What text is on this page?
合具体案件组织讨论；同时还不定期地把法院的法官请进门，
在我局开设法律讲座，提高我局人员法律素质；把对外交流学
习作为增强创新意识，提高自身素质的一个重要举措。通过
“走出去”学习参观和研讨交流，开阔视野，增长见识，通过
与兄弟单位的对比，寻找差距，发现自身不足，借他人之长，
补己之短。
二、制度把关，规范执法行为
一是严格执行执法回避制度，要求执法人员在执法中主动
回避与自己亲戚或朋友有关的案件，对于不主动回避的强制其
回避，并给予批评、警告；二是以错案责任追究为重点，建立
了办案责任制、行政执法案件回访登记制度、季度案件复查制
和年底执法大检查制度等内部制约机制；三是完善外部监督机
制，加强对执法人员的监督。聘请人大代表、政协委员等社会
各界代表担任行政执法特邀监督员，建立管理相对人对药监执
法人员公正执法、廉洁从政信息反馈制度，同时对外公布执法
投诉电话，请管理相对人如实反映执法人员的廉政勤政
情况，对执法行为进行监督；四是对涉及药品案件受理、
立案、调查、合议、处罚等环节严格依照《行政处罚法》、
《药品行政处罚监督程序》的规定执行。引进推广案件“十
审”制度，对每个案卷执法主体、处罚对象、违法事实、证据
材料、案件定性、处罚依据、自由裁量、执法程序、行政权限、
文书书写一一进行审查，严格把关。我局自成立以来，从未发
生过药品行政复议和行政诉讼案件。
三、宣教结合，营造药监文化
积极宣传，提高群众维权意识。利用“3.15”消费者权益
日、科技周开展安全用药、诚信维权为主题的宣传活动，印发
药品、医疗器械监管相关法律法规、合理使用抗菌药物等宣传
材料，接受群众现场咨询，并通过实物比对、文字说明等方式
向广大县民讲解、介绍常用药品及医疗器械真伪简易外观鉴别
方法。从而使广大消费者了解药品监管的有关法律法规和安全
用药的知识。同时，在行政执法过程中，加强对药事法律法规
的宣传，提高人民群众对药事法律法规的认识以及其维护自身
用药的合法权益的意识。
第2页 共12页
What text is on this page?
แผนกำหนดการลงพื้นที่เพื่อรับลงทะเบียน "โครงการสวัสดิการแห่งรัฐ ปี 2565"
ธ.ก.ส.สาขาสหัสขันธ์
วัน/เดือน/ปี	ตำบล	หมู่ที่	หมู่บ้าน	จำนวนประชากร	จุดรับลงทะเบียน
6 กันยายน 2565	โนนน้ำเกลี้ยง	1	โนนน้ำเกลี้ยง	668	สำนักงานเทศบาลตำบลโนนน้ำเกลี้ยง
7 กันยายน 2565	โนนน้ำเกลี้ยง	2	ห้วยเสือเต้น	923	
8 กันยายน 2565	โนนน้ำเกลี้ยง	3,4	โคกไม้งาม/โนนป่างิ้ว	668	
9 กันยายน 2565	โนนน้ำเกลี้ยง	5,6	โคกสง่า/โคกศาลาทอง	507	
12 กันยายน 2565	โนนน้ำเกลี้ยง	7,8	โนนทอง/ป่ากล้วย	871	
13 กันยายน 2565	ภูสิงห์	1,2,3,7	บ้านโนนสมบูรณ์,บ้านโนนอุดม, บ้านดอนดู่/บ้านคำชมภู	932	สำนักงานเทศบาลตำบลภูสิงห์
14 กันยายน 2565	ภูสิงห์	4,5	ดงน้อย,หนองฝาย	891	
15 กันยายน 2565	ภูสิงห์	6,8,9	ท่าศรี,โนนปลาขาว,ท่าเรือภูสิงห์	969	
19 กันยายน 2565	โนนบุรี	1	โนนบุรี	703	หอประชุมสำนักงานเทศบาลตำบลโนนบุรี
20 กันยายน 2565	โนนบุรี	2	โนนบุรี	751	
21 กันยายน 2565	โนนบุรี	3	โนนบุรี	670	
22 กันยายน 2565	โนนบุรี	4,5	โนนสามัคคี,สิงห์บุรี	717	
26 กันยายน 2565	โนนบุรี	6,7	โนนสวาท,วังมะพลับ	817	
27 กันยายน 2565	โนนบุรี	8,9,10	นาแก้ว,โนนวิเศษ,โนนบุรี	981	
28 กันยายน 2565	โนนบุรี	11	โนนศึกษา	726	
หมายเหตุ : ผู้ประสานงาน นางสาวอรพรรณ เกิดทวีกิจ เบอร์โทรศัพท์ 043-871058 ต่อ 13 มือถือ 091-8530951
+===+
Your goal —
Every line above should be printed again exactly as it stands.

Full output —
What text is on this page?
合具体案件组织讨论；同时还不定期地把法院的法官请进门，
在我局开设法律讲座，提高我局人员法律素质；把对外交流学
习作为增强创新意识，提高自身素质的一个重要举措。通过
“走出去”学习参观和研讨交流，开阔视野，增长见识，通过
与兄弟单位的对比，寻找差距，发现自身不足，借他人之长，
补己之短。
二、制度把关，规范执法行为
一是严格执行执法回避制度，要求执法人员在执法中主动
回避与自己亲戚或朋友有关的案件，对于不主动回避的强制其
回避，并给予批评、警告；二是以错案责任追究为重点，建立
了办案责任制、行政执法案件回访登记制度、季度案件复查制
和年底执法大检查制度等内部制约机制；三是完善外部监督机
制，加强对执法人员的监督。聘请人大代表、政协委员等社会
各界代表担任行政执法特邀监督员，建立管理相对人对药监执
法人员公正执法、廉洁从政信息反馈制度，同时对外公布执法
投诉电话，请管理相对人如实反映执法人员的廉政勤政
情况，对执法行为进行监督；四是对涉及药品案件受理、
立案、调查、合议、处罚等环节严格依照《行政处罚法》、
《药品行政处罚监督程序》的规定执行。引进推广案件“十
审”制度，对每个案卷执法主体、处罚对象、违法事实、证据
材料、案件定性、处罚依据、自由裁量、执法程序、行政权限、
文书书写一一进行审查，严格把关。我局自成立以来，从未发
生过药品行政复议和行政诉讼案件。
三、宣教结合，营造药监文化
积极宣传，提高群众维权意识。利用“3.15”消费者权益
日、科技周开展安全用药、诚信维权为主题的宣传活动，印发
药品、医疗器械监管相关法律法规、合理使用抗菌药物等宣传
材料，接受群众现场咨询，并通过实物比对、文字说明等方式
向广大县民讲解、介绍常用药品及医疗器械真伪简易外观鉴别
方法。从而使广大消费者了解药品监管的有关法律法规和安全
用药的知识。同时，在行政执法过程中，加强对药事法律法规
的宣传，提高人民群众对药事法律法规的认识以及其维护自身
用药的合法权益的意识。
第2页 共12页
What text is on this page?
แผนกำหนดการลงพื้นที่เพื่อรับลงทะเบียน "โครงการสวัสดิการแห่งรัฐ ปี 2565"
ธ.ก.ส.สาขาสหัสขันธ์
วัน/เดือน/ปี	ตำบล	หมู่ที่	หมู่บ้าน	จำนวนประชากร	จุดรับลงทะเบียน
6 กันยายน 2565	โนนน้ำเกลี้ยง	1	โนนน้ำเกลี้ยง	668	สำนักงานเทศบาลตำบลโนนน้ำเกลี้ยง
7 กันยายน 2565	โนนน้ำเกลี้ยง	2	ห้วยเสือเต้น	923	
8 กันยายน 2565	โนนน้ำเกลี้ยง	3,4	โคกไม้งาม/โนนป่างิ้ว	668	
9 กันยายน 2565	โนนน้ำเกลี้ยง	5,6	โคกสง่า/โคกศาลาทอง	507	
12 กันยายน 2565	โนนน้ำเกลี้ยง	7,8	โนนทอง/ป่ากล้วย	871	
13 กันยายน 2565	ภูสิงห์	1,2,3,7	บ้านโนนสมบูรณ์,บ้านโนนอุดม, บ้านดอนดู่/บ้านคำชมภู	932	สำนักงานเทศบาลตำบลภูสิงห์
14 กันยายน 2565	ภูสิงห์	4,5	ดงน้อย,หนองฝาย	891	
15 กันยายน 2565	ภูสิงห์	6,8,9	ท่าศรี,โนนปลาขาว,ท่าเรือภูสิงห์	969	
19 กันยายน 2565	โนนบุรี	1	โนนบุรี	703	หอประชุมสำนักงานเทศบาลตำบลโนนบุรี
20 กันยายน 2565	โนนบุรี	2	โนนบุรี	751	
21 กันยายน 2565	โนนบุรี	3	โนนบุรี	670	
22 กันยายน 2565	โนนบุรี	4,5	โนนสามัคคี,สิงห์บุรี	717	
26 กันยายน 2565	โนนบุรี	6,7	โนนสวาท,วังมะพลับ	817	
27 กันยายน 2565	โนนบุรี	8,9,10	นาแก้ว,โนนวิเศษ,โนนบุรี	981	
28 กันยายน 2565	โนนบุรี	11	โนนศึกษา	726	
หมายเหตุ : ผู้ประสานงาน นางสาวอรพรรณ เกิดทวีกิจ เบอร์โทรศัพท์ 043-871058 ต่อ 13 มือถือ 091-8530951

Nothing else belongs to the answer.